* _The request_:
Find each line with the word "Sugars" and state how many there are, nothing more.

* _Items from a data source_:

_____

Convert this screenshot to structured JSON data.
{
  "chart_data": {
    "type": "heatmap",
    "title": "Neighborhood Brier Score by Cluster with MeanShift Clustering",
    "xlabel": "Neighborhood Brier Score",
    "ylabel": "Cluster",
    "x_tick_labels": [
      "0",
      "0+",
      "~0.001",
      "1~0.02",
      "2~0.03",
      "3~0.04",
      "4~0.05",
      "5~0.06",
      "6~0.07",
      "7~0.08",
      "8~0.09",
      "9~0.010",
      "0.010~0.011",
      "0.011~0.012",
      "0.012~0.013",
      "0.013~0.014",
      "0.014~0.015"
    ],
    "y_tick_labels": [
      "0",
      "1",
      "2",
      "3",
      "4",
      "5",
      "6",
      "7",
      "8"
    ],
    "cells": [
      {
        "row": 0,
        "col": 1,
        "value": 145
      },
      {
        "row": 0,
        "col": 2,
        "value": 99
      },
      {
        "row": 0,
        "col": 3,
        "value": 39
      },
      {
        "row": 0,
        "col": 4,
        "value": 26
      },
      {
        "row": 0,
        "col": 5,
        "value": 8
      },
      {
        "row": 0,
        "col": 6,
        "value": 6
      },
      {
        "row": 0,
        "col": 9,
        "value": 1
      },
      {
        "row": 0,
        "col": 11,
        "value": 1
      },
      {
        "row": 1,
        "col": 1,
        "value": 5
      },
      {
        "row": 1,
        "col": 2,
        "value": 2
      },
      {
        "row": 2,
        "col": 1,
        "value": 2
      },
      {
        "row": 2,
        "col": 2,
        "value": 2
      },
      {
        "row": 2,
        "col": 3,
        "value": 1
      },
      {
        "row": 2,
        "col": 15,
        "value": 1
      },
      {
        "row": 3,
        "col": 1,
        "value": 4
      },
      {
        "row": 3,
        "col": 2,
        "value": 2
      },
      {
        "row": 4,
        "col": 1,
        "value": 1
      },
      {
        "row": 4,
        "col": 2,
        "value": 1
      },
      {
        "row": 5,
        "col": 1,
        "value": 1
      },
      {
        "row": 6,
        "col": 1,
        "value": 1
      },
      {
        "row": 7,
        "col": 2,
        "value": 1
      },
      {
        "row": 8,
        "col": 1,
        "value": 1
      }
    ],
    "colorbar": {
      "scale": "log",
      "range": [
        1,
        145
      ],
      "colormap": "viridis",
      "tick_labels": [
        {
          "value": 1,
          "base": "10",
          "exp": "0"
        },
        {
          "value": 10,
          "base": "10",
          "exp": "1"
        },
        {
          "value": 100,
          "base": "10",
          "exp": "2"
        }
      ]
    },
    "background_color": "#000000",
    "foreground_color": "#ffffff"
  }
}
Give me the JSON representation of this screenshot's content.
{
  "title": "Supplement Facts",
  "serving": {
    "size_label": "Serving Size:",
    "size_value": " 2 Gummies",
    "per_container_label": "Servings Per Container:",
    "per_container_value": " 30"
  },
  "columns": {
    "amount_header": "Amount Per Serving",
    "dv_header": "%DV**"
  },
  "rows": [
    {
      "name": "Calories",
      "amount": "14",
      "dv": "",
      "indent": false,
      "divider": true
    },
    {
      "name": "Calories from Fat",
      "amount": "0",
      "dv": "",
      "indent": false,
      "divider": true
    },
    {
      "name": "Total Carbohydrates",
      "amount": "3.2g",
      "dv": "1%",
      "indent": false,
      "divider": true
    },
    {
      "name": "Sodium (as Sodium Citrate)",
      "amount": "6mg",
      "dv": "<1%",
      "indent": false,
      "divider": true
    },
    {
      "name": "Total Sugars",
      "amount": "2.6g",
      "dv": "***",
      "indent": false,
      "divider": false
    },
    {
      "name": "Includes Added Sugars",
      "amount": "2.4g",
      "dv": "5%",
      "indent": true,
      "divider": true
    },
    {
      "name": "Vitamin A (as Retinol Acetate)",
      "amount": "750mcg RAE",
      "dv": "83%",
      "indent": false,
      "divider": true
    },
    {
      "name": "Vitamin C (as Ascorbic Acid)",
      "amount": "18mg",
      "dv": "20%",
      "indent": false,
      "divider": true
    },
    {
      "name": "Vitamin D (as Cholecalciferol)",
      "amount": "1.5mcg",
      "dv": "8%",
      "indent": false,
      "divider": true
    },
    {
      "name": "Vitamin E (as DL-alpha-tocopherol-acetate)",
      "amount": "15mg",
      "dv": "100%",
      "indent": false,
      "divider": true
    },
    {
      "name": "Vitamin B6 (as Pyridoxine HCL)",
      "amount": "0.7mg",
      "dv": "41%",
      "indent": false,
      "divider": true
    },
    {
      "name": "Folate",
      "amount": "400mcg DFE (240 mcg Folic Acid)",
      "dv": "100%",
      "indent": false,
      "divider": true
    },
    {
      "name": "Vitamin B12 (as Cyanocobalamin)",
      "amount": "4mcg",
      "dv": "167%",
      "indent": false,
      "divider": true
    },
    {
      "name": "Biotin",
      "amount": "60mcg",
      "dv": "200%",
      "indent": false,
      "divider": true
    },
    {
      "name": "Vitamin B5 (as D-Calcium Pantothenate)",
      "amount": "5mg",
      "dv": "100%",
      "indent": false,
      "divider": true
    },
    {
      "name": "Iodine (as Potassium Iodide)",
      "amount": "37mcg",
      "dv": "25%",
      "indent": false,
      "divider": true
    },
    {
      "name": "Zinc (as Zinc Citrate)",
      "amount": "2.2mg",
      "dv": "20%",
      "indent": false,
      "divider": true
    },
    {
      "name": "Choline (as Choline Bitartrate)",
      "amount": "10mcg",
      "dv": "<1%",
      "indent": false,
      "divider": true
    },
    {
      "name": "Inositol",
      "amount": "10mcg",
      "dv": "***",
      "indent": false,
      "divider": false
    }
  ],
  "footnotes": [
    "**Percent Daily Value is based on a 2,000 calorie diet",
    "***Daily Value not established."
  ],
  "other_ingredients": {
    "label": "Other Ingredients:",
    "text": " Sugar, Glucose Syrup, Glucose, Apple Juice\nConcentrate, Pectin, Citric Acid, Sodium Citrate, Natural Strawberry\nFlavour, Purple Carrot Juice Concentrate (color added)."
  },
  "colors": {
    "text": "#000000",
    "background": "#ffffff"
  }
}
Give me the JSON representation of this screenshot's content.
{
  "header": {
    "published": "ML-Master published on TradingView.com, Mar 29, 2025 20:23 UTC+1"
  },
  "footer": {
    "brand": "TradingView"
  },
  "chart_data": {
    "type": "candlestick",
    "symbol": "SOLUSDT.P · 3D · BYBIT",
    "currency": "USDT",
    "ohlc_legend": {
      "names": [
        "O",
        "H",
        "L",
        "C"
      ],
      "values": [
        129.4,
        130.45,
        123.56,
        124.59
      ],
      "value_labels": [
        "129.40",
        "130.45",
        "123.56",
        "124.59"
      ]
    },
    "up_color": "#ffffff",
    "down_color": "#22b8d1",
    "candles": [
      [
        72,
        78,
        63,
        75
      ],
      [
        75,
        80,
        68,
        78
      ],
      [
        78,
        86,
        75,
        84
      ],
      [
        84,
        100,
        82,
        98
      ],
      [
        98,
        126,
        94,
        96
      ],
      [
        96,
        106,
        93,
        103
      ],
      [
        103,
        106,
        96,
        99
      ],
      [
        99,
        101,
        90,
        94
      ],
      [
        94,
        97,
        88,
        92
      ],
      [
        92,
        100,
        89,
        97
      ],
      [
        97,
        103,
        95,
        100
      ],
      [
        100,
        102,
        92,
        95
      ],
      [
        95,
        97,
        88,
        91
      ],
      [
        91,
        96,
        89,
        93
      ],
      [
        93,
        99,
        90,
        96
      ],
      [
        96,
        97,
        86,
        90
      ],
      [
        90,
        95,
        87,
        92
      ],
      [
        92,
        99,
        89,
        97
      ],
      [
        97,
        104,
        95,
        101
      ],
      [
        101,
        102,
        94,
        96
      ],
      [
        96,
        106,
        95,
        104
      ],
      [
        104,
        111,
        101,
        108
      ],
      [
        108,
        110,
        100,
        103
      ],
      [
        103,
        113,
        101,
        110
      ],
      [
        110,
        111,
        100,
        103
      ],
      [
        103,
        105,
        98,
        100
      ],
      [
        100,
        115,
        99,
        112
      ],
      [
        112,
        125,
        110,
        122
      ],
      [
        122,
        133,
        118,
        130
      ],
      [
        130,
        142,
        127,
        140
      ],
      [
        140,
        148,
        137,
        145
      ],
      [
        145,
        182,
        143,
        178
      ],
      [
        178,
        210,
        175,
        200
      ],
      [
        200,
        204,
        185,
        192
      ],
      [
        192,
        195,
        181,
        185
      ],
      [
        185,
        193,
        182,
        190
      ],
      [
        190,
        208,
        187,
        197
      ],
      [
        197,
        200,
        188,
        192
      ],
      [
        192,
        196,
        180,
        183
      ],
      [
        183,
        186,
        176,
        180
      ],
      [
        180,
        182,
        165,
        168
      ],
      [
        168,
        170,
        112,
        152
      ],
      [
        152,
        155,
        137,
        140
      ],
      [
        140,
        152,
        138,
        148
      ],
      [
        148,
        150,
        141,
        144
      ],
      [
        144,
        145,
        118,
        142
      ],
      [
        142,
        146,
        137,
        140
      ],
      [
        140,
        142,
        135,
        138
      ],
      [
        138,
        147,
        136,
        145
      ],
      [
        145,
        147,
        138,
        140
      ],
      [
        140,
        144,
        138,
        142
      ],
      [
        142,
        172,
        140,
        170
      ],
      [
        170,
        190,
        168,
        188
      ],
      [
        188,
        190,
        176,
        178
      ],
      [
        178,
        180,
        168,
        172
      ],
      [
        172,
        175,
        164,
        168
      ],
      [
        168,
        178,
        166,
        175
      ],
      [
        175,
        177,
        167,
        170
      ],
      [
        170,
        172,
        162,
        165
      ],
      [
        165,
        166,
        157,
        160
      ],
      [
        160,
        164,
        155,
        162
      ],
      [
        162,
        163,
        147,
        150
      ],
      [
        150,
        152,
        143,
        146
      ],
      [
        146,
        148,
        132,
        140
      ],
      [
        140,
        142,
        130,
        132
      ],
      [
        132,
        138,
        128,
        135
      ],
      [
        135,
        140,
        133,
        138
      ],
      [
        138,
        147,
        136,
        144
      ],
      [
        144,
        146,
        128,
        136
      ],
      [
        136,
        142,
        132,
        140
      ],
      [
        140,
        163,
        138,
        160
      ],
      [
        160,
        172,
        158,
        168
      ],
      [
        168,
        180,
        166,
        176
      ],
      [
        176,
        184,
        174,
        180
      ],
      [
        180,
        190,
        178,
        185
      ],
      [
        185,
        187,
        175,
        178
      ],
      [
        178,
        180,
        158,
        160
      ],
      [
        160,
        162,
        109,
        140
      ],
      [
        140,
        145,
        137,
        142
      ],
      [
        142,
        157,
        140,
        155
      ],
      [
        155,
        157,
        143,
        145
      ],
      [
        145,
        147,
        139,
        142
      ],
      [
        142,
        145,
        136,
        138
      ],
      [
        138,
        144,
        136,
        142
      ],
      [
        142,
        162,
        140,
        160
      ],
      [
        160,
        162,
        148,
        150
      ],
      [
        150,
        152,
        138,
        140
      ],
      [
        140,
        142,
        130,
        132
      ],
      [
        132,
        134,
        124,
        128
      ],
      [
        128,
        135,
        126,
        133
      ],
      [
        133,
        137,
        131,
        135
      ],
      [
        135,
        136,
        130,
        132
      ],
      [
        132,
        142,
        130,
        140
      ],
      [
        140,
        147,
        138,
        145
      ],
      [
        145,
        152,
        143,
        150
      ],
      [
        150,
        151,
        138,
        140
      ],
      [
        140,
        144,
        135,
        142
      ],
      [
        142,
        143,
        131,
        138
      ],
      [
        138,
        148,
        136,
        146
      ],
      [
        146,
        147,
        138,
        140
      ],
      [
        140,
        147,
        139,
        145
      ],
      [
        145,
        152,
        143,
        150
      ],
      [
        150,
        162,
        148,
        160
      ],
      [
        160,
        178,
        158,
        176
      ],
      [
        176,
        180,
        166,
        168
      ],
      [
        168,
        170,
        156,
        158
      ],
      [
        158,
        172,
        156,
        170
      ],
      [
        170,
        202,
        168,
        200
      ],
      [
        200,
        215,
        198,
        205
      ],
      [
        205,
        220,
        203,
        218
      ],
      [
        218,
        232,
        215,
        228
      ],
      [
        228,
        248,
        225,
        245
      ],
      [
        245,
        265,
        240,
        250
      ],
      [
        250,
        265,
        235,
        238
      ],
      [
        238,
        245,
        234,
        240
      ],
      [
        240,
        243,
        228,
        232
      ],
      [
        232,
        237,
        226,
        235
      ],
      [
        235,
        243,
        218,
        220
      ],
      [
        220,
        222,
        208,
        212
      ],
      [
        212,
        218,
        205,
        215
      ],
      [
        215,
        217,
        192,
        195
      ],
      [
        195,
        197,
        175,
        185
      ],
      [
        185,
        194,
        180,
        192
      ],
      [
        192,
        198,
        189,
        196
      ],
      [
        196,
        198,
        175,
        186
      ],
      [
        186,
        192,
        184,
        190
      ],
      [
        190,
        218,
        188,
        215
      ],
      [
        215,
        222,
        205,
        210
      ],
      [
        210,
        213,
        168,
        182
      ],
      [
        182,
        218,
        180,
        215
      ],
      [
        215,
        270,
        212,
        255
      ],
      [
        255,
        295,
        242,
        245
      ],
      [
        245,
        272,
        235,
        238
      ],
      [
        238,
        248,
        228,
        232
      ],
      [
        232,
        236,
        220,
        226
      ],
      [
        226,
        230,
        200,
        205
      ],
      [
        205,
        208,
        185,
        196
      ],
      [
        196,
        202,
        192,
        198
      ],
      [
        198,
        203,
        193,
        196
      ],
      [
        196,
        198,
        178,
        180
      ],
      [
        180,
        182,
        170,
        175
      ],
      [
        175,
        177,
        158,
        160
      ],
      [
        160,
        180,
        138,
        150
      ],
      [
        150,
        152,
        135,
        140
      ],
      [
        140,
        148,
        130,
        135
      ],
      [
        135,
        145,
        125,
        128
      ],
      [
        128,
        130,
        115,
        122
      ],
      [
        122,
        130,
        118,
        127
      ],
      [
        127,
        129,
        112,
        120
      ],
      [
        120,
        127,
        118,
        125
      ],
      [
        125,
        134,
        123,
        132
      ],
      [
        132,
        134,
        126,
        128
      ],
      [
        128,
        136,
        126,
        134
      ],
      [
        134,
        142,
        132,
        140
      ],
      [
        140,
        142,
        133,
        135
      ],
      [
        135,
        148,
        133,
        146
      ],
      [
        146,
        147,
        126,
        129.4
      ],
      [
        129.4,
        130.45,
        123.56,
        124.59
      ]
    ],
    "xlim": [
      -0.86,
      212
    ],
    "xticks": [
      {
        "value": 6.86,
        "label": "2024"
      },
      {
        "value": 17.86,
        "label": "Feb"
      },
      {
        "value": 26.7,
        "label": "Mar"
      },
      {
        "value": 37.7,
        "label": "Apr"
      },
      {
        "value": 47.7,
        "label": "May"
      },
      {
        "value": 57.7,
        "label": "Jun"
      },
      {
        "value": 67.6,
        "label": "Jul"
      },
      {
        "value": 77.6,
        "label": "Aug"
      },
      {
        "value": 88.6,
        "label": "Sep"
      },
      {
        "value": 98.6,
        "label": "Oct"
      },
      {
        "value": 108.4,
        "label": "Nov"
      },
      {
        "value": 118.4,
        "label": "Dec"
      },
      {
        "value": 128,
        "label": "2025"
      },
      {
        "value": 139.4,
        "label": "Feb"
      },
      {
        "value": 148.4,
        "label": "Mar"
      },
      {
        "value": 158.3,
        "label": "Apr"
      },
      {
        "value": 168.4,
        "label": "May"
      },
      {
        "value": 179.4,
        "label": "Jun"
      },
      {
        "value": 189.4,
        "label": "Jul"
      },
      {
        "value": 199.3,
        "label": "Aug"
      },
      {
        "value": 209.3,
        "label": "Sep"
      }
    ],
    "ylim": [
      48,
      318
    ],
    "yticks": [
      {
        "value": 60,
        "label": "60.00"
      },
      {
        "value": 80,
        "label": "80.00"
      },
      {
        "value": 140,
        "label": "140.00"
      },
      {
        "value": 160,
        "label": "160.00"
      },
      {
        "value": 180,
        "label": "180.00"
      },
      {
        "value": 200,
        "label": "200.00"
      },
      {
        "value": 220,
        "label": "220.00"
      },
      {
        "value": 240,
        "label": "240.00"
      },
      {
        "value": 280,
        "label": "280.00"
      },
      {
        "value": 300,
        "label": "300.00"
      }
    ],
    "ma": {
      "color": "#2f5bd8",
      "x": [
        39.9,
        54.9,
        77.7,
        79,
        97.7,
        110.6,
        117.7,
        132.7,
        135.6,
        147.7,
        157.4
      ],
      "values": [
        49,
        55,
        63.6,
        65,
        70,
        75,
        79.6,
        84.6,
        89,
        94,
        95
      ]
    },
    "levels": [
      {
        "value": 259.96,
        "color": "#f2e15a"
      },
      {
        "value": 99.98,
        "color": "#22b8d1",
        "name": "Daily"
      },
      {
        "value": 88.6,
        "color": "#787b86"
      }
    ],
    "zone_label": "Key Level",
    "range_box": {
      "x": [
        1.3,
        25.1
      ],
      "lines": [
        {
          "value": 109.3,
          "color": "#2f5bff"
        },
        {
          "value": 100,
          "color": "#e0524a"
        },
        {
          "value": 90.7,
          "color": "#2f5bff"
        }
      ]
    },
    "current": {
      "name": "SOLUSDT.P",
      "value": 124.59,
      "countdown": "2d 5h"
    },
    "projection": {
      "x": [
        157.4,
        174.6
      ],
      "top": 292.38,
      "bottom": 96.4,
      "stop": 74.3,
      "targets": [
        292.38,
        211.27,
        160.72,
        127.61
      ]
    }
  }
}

_____

* _Result of this task_:
2